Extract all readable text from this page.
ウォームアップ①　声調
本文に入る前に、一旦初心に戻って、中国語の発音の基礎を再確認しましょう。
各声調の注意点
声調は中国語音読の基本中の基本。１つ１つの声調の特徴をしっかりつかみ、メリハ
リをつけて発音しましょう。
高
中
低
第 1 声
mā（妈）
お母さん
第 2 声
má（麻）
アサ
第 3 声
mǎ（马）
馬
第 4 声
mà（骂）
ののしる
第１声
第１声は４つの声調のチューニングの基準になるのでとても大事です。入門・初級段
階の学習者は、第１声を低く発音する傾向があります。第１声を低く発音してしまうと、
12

____________________

Task instructions: Return all of the entries word for word.

Correct answer:
Extract all readable text from this page.
ウォームアップ①　声調
本文に入る前に、一旦初心に戻って、中国語の発音の基礎を再確認しましょう。
各声調の注意点
声調は中国語音読の基本中の基本。１つ１つの声調の特徴をしっかりつかみ、メリハ
リをつけて発音しましょう。
高
中
低
第 1 声
mā（妈）
お母さん
第 2 声
má（麻）
アサ
第 3 声
mǎ（马）
馬
第 4 声
mà（骂）
ののしる
第１声
第１声は４つの声調のチューニングの基準になるのでとても大事です。入門・初級段
階の学習者は、第１声を低く発音する傾向があります。第１声を低く発音してしまうと、
12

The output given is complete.